BRIEF >>
Set all the material down again unchanged, without the pictures.

Dataset items >>
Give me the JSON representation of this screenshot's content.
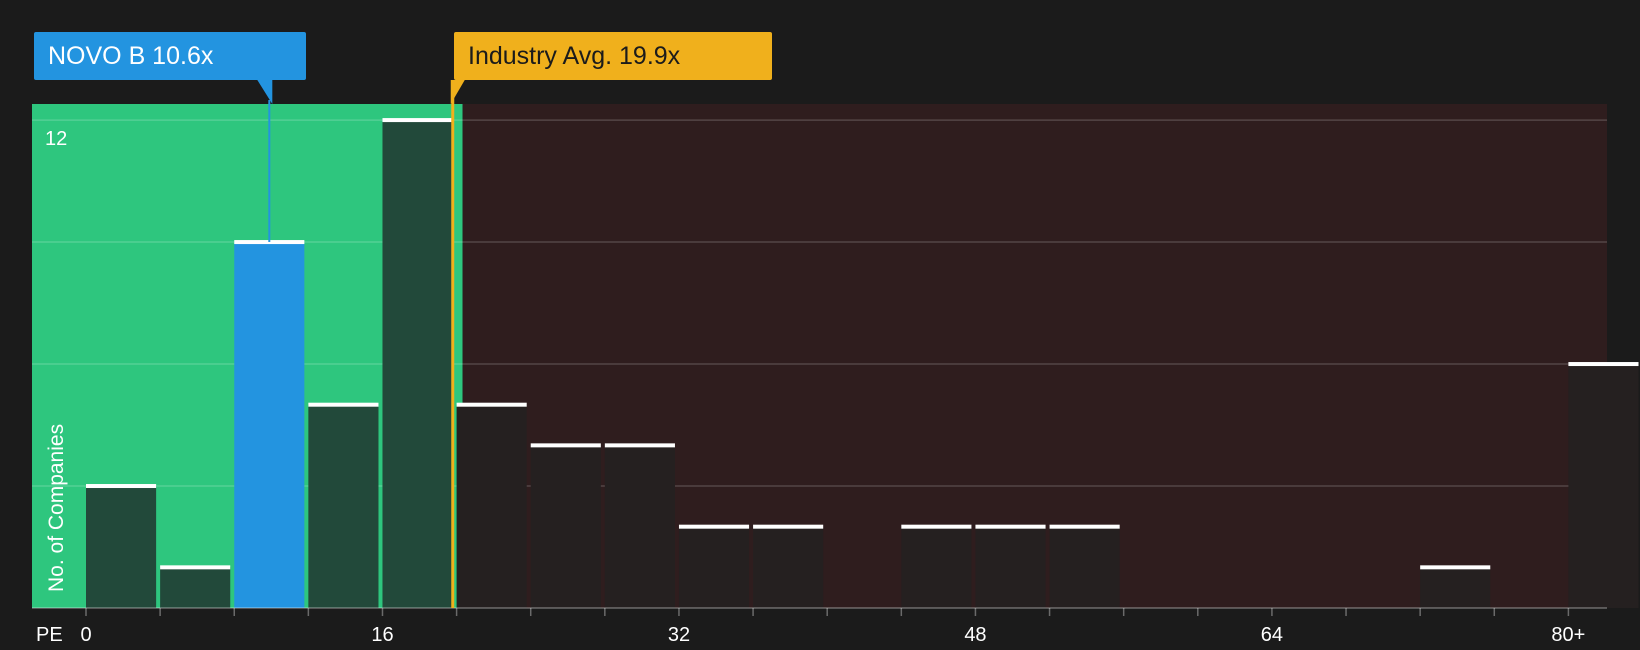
{
  "company_label": "NOVO B 10.6x",
  "industry_label": "Industry Avg. 19.9x",
  "colors": {
    "background": "#1b1b1b",
    "undervalued_zone": "#2ec67e",
    "overvalued_zone": "#2f1d1e",
    "company": "#2394e0",
    "industry": "#f0b01c",
    "bar_in_green": "#22493a",
    "bar_in_red": "#252020"
  },
  "chart_data": {
    "type": "bar",
    "title": "",
    "xlabel": "PE",
    "ylabel": "No. of Companies",
    "x_ticks": [
      "0",
      "16",
      "32",
      "48",
      "64",
      "80+"
    ],
    "y_ticks": [
      "12"
    ],
    "xlim": [
      0,
      82
    ],
    "ylim": [
      0,
      12.5
    ],
    "bin_width": 4,
    "bins": [
      {
        "x_start": 0,
        "count": 3
      },
      {
        "x_start": 4,
        "count": 1
      },
      {
        "x_start": 8,
        "count": 9
      },
      {
        "x_start": 12,
        "count": 5
      },
      {
        "x_start": 16,
        "count": 12
      },
      {
        "x_start": 20,
        "count": 5
      },
      {
        "x_start": 24,
        "count": 4
      },
      {
        "x_start": 28,
        "count": 4
      },
      {
        "x_start": 32,
        "count": 2
      },
      {
        "x_start": 36,
        "count": 2
      },
      {
        "x_start": 44,
        "count": 2
      },
      {
        "x_start": 48,
        "count": 2
      },
      {
        "x_start": 52,
        "count": 2
      },
      {
        "x_start": 72,
        "count": 1
      },
      {
        "x_start": 80,
        "count": 6
      }
    ],
    "company_value": 10.6,
    "company_bin_start": 8,
    "industry_avg": 19.9,
    "grid": true
  }
}
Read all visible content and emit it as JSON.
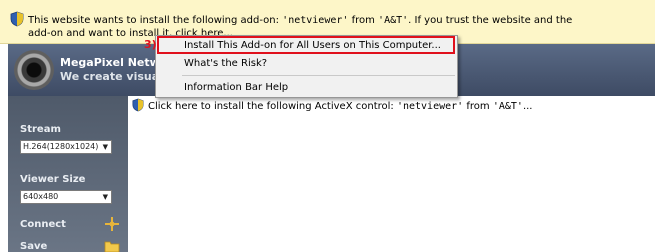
{
  "infobar": {
    "text_before": "This website wants to install the following add-on: ",
    "addon": "'netviewer'",
    "text_middle": " from ",
    "publisher": "'A&T'",
    "text_after": ". If you trust the website and the add-on and want to install it, click here..."
  },
  "header": {
    "brand_line1": "MegaPixel Network",
    "brand_line2": "We create visual te"
  },
  "sidebar": {
    "stream_label": "Stream",
    "stream_value": "H.264(1280x1024)",
    "viewer_size_label": "Viewer Size",
    "viewer_size_value": "640x480",
    "connect_label": "Connect",
    "save_label": "Save"
  },
  "activex": {
    "text_before": "Click here to install the following ActiveX control: ",
    "control": "'netviewer'",
    "text_middle": " from ",
    "publisher": "'A&T'",
    "text_after": "..."
  },
  "menu": {
    "step_marker": "3)",
    "items": [
      "Install This Add-on for All Users on This Computer...",
      "What's the Risk?",
      "Information Bar Help"
    ]
  },
  "colors": {
    "infobar_bg": "#fdf6c8",
    "highlight": "#e0101c",
    "sidebar": "#5a6575"
  }
}
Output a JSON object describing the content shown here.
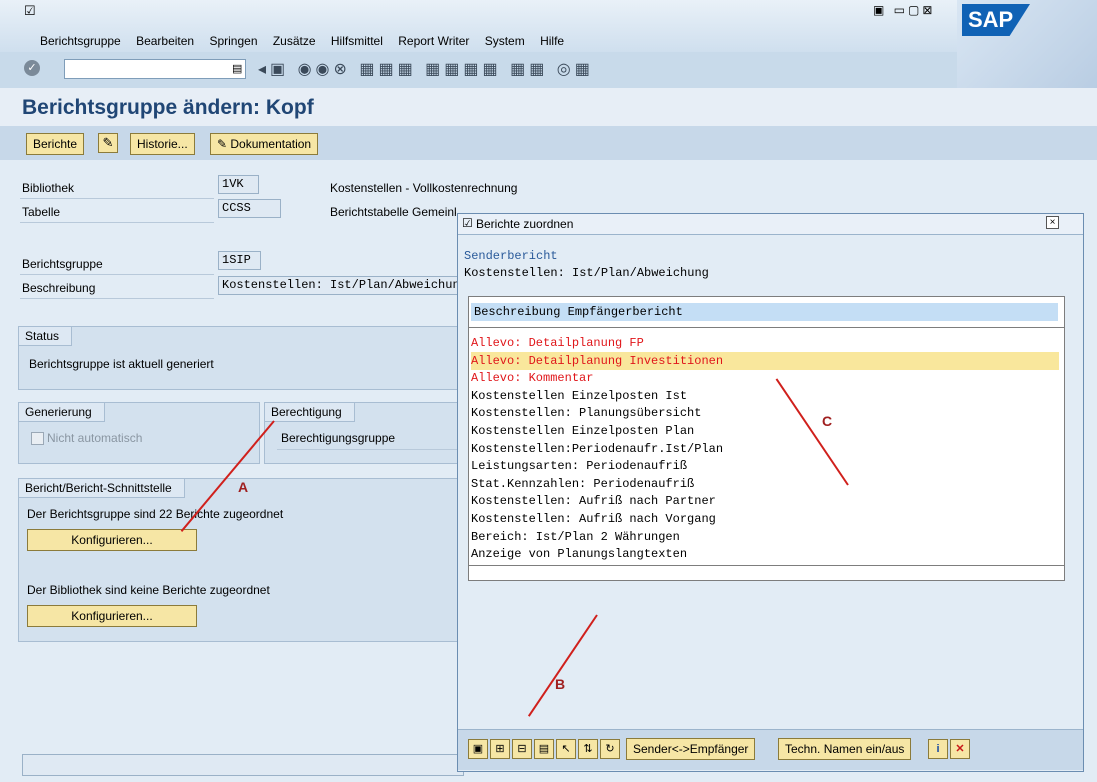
{
  "menu": [
    "Berichtsgruppe",
    "Bearbeiten",
    "Springen",
    "Zusätze",
    "Hilfsmittel",
    "Report Writer",
    "System",
    "Hilfe"
  ],
  "sap_logo": "SAP",
  "title": "Berichtsgruppe ändern: Kopf",
  "app_toolbar": {
    "berichte": "Berichte",
    "historie": "Historie...",
    "dokumentation": "Dokumentation"
  },
  "header": {
    "bibliothek": {
      "label": "Bibliothek",
      "value": "1VK",
      "desc": "Kostenstellen - Vollkostenrechnung"
    },
    "tabelle": {
      "label": "Tabelle",
      "value": "CCSS",
      "desc": "Berichtstabelle Gemeinkostencontrolling"
    },
    "berichtsgruppe": {
      "label": "Berichtsgruppe",
      "value": "1SIP"
    },
    "beschreibung": {
      "label": "Beschreibung",
      "value": "Kostenstellen: Ist/Plan/Abweichung"
    }
  },
  "status": {
    "title": "Status",
    "text": "Berichtsgruppe ist aktuell generiert"
  },
  "generierung": {
    "title": "Generierung",
    "checkbox": "Nicht automatisch"
  },
  "berechtigung": {
    "title": "Berechtigung",
    "label": "Berechtigungsgruppe"
  },
  "schnittstelle": {
    "title": "Bericht/Bericht-Schnittstelle",
    "text1": "Der Berichtsgruppe sind 22 Berichte zugeordnet",
    "button1": "Konfigurieren...",
    "text2": "Der Bibliothek sind keine Berichte zugeordnet",
    "button2": "Konfigurieren..."
  },
  "dialog": {
    "title": "Berichte zuordnen",
    "sender_label": "Senderbericht",
    "sender_value": "Kostenstellen: Ist/Plan/Abweichung",
    "column_header": "Beschreibung Empfängerbericht",
    "rows": [
      {
        "text": "Allevo: Detailplanung FP",
        "color": "#e0161a"
      },
      {
        "text": "Allevo: Detailplanung Investitionen",
        "color": "#e0161a",
        "selected": true
      },
      {
        "text": "Allevo: Kommentar",
        "color": "#e0161a"
      },
      {
        "text": "Kostenstellen Einzelposten Ist",
        "color": "#000000"
      },
      {
        "text": "Kostenstellen: Planungsübersicht",
        "color": "#000000"
      },
      {
        "text": "Kostenstellen Einzelposten Plan",
        "color": "#000000"
      },
      {
        "text": "Kostenstellen:Periodenaufr.Ist/Plan",
        "color": "#000000"
      },
      {
        "text": "Leistungsarten: Periodenaufriß",
        "color": "#000000"
      },
      {
        "text": "Stat.Kennzahlen: Periodenaufriß",
        "color": "#000000"
      },
      {
        "text": "Kostenstellen: Aufriß nach Partner",
        "color": "#000000"
      },
      {
        "text": "Kostenstellen: Aufriß nach Vorgang",
        "color": "#000000"
      },
      {
        "text": "Bereich: Ist/Plan 2 Währungen",
        "color": "#000000"
      },
      {
        "text": "Anzeige von Planungslangtexten",
        "color": "#000000"
      }
    ],
    "btn_sender": "Sender<->Empfänger",
    "btn_techn": "Techn. Namen ein/aus"
  },
  "annotations": {
    "a": "A",
    "b": "B",
    "c": "C"
  },
  "colors": {
    "accent": "#d0201c",
    "title": "#204675",
    "button": "#f6e6a5"
  }
}
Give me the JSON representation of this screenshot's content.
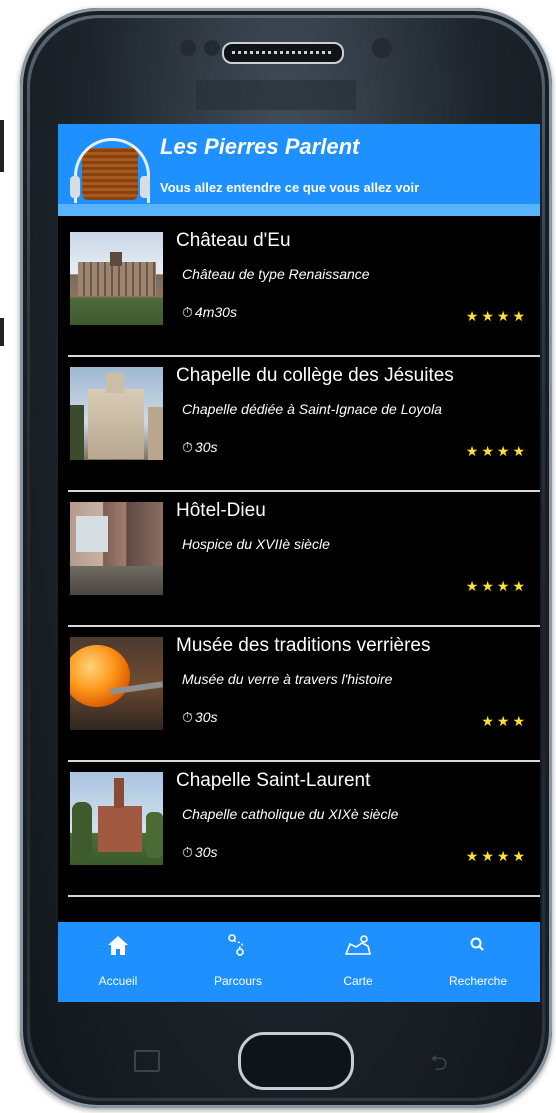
{
  "app": {
    "title": "Les Pierres Parlent",
    "subtitle": "Vous allez entendre ce que vous allez voir"
  },
  "colors": {
    "header_blue": "#1e90ff",
    "accent_light_blue": "#59b4ff",
    "background": "#000000",
    "star_yellow": "#ffe033"
  },
  "places": [
    {
      "title": "Château d'Eu",
      "description": "Château de type Renaissance",
      "duration": "4m30s",
      "stars": "★★★★",
      "rating": 4,
      "image": "chateau-photo"
    },
    {
      "title": "Chapelle du collège des Jésuites",
      "description": "Chapelle dédiée à Saint-Ignace de Loyola",
      "duration": "30s",
      "stars": "★★★★",
      "rating": 4,
      "image": "chapel-jesuits-photo"
    },
    {
      "title": "Hôtel-Dieu",
      "description": "Hospice du XVIIè siècle",
      "duration": "",
      "stars": "★★★★",
      "rating": 4,
      "image": "hotel-dieu-photo"
    },
    {
      "title": "Musée des traditions verrières",
      "description": "Musée du verre à travers l'histoire",
      "duration": "30s",
      "stars": "★★★",
      "rating": 3,
      "image": "glass-museum-photo"
    },
    {
      "title": "Chapelle Saint-Laurent",
      "description": "Chapelle catholique du XIXè siècle",
      "duration": "30s",
      "stars": "★★★★",
      "rating": 4,
      "image": "chapel-saint-laurent-photo"
    }
  ],
  "nav": [
    {
      "label": "Accueil",
      "icon": "home-icon"
    },
    {
      "label": "Parcours",
      "icon": "route-icon"
    },
    {
      "label": "Carte",
      "icon": "map-icon"
    },
    {
      "label": "Recherche",
      "icon": "search-icon"
    }
  ]
}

RESULT OF THIS EXERCISE >>
Give me the JSON representation of this screenshot's content.
{
  "company_label": "NOVO B 10.6x",
  "industry_label": "Industry Avg. 19.9x",
  "colors": {
    "background": "#1b1b1b",
    "undervalued_zone": "#2ec67e",
    "overvalued_zone": "#2f1d1e",
    "company": "#2394e0",
    "industry": "#f0b01c",
    "bar_in_green": "#22493a",
    "bar_in_red": "#252020"
  },
  "chart_data": {
    "type": "bar",
    "title": "",
    "xlabel": "PE",
    "ylabel": "No. of Companies",
    "x_ticks": [
      "0",
      "16",
      "32",
      "48",
      "64",
      "80+"
    ],
    "y_ticks": [
      "12"
    ],
    "xlim": [
      0,
      82
    ],
    "ylim": [
      0,
      12.5
    ],
    "bin_width": 4,
    "bins": [
      {
        "x_start": 0,
        "count": 3
      },
      {
        "x_start": 4,
        "count": 1
      },
      {
        "x_start": 8,
        "count": 9
      },
      {
        "x_start": 12,
        "count": 5
      },
      {
        "x_start": 16,
        "count": 12
      },
      {
        "x_start": 20,
        "count": 5
      },
      {
        "x_start": 24,
        "count": 4
      },
      {
        "x_start": 28,
        "count": 4
      },
      {
        "x_start": 32,
        "count": 2
      },
      {
        "x_start": 36,
        "count": 2
      },
      {
        "x_start": 44,
        "count": 2
      },
      {
        "x_start": 48,
        "count": 2
      },
      {
        "x_start": 52,
        "count": 2
      },
      {
        "x_start": 72,
        "count": 1
      },
      {
        "x_start": 80,
        "count": 6
      }
    ],
    "company_value": 10.6,
    "company_bin_start": 8,
    "industry_avg": 19.9,
    "grid": true
  }
}
Read all visible content and emit it as JSON.
{
  "infobar": {
    "text_before": "This website wants to install the following add-on: ",
    "addon": "'netviewer'",
    "text_middle": " from ",
    "publisher": "'A&T'",
    "text_after": ". If you trust the website and the add-on and want to install it, click here..."
  },
  "header": {
    "brand_line1": "MegaPixel Network",
    "brand_line2": "We create visual te"
  },
  "sidebar": {
    "stream_label": "Stream",
    "stream_value": "H.264(1280x1024)",
    "viewer_size_label": "Viewer Size",
    "viewer_size_value": "640x480",
    "connect_label": "Connect",
    "save_label": "Save"
  },
  "activex": {
    "text_before": "Click here to install the following ActiveX control: ",
    "control": "'netviewer'",
    "text_middle": " from ",
    "publisher": "'A&T'",
    "text_after": "..."
  },
  "menu": {
    "step_marker": "3)",
    "items": [
      "Install This Add-on for All Users on This Computer...",
      "What's the Risk?",
      "Information Bar Help"
    ]
  },
  "colors": {
    "infobar_bg": "#fdf6c8",
    "highlight": "#e0101c",
    "sidebar": "#5a6575"
  }
}
Output a JSON object describing the content shown here.
{
  "menu": [
    "Berichtsgruppe",
    "Bearbeiten",
    "Springen",
    "Zusätze",
    "Hilfsmittel",
    "Report Writer",
    "System",
    "Hilfe"
  ],
  "sap_logo": "SAP",
  "title": "Berichtsgruppe ändern: Kopf",
  "app_toolbar": {
    "berichte": "Berichte",
    "historie": "Historie...",
    "dokumentation": "Dokumentation"
  },
  "header": {
    "bibliothek": {
      "label": "Bibliothek",
      "value": "1VK",
      "desc": "Kostenstellen - Vollkostenrechnung"
    },
    "tabelle": {
      "label": "Tabelle",
      "value": "CCSS",
      "desc": "Berichtstabelle Gemeinkostencontrolling"
    },
    "berichtsgruppe": {
      "label": "Berichtsgruppe",
      "value": "1SIP"
    },
    "beschreibung": {
      "label": "Beschreibung",
      "value": "Kostenstellen: Ist/Plan/Abweichung"
    }
  },
  "status": {
    "title": "Status",
    "text": "Berichtsgruppe ist aktuell generiert"
  },
  "generierung": {
    "title": "Generierung",
    "checkbox": "Nicht automatisch"
  },
  "berechtigung": {
    "title": "Berechtigung",
    "label": "Berechtigungsgruppe"
  },
  "schnittstelle": {
    "title": "Bericht/Bericht-Schnittstelle",
    "text1": "Der Berichtsgruppe sind 22 Berichte zugeordnet",
    "button1": "Konfigurieren...",
    "text2": "Der Bibliothek sind keine Berichte zugeordnet",
    "button2": "Konfigurieren..."
  },
  "dialog": {
    "title": "Berichte zuordnen",
    "sender_label": "Senderbericht",
    "sender_value": "Kostenstellen: Ist/Plan/Abweichung",
    "column_header": "Beschreibung Empfängerbericht",
    "rows": [
      {
        "text": "Allevo: Detailplanung FP",
        "color": "#e0161a"
      },
      {
        "text": "Allevo: Detailplanung Investitionen",
        "color": "#e0161a",
        "selected": true
      },
      {
        "text": "Allevo: Kommentar",
        "color": "#e0161a"
      },
      {
        "text": "Kostenstellen Einzelposten Ist",
        "color": "#000000"
      },
      {
        "text": "Kostenstellen: Planungsübersicht",
        "color": "#000000"
      },
      {
        "text": "Kostenstellen Einzelposten Plan",
        "color": "#000000"
      },
      {
        "text": "Kostenstellen:Periodenaufr.Ist/Plan",
        "color": "#000000"
      },
      {
        "text": "Leistungsarten: Periodenaufriß",
        "color": "#000000"
      },
      {
        "text": "Stat.Kennzahlen: Periodenaufriß",
        "color": "#000000"
      },
      {
        "text": "Kostenstellen: Aufriß nach Partner",
        "color": "#000000"
      },
      {
        "text": "Kostenstellen: Aufriß nach Vorgang",
        "color": "#000000"
      },
      {
        "text": "Bereich: Ist/Plan 2 Währungen",
        "color": "#000000"
      },
      {
        "text": "Anzeige von Planungslangtexten",
        "color": "#000000"
      }
    ],
    "btn_sender": "Sender<->Empfänger",
    "btn_techn": "Techn. Namen ein/aus"
  },
  "annotations": {
    "a": "A",
    "b": "B",
    "c": "C"
  },
  "colors": {
    "accent": "#d0201c",
    "title": "#204675",
    "button": "#f6e6a5"
  }
}
Give me the JSON representation of this screenshot's content.
{
  "app": {
    "title": "Les Pierres Parlent",
    "subtitle": "Vous allez entendre ce que vous allez voir"
  },
  "colors": {
    "header_blue": "#1e90ff",
    "accent_light_blue": "#59b4ff",
    "background": "#000000",
    "star_yellow": "#ffe033"
  },
  "places": [
    {
      "title": "Château d'Eu",
      "description": "Château de type Renaissance",
      "duration": "4m30s",
      "stars": "★★★★",
      "rating": 4,
      "image": "chateau-photo"
    },
    {
      "title": "Chapelle du collège des Jésuites",
      "description": "Chapelle dédiée à Saint-Ignace de Loyola",
      "duration": "30s",
      "stars": "★★★★",
      "rating": 4,
      "image": "chapel-jesuits-photo"
    },
    {
      "title": "Hôtel-Dieu",
      "description": "Hospice du XVIIè siècle",
      "duration": "",
      "stars": "★★★★",
      "rating": 4,
      "image": "hotel-dieu-photo"
    },
    {
      "title": "Musée des traditions verrières",
      "description": "Musée du verre à travers l'histoire",
      "duration": "30s",
      "stars": "★★★",
      "rating": 3,
      "image": "glass-museum-photo"
    },
    {
      "title": "Chapelle Saint-Laurent",
      "description": "Chapelle catholique du XIXè siècle",
      "duration": "30s",
      "stars": "★★★★",
      "rating": 4,
      "image": "chapel-saint-laurent-photo"
    }
  ],
  "nav": [
    {
      "label": "Accueil",
      "icon": "home-icon"
    },
    {
      "label": "Parcours",
      "icon": "route-icon"
    },
    {
      "label": "Carte",
      "icon": "map-icon"
    },
    {
      "label": "Recherche",
      "icon": "search-icon"
    }
  ]
}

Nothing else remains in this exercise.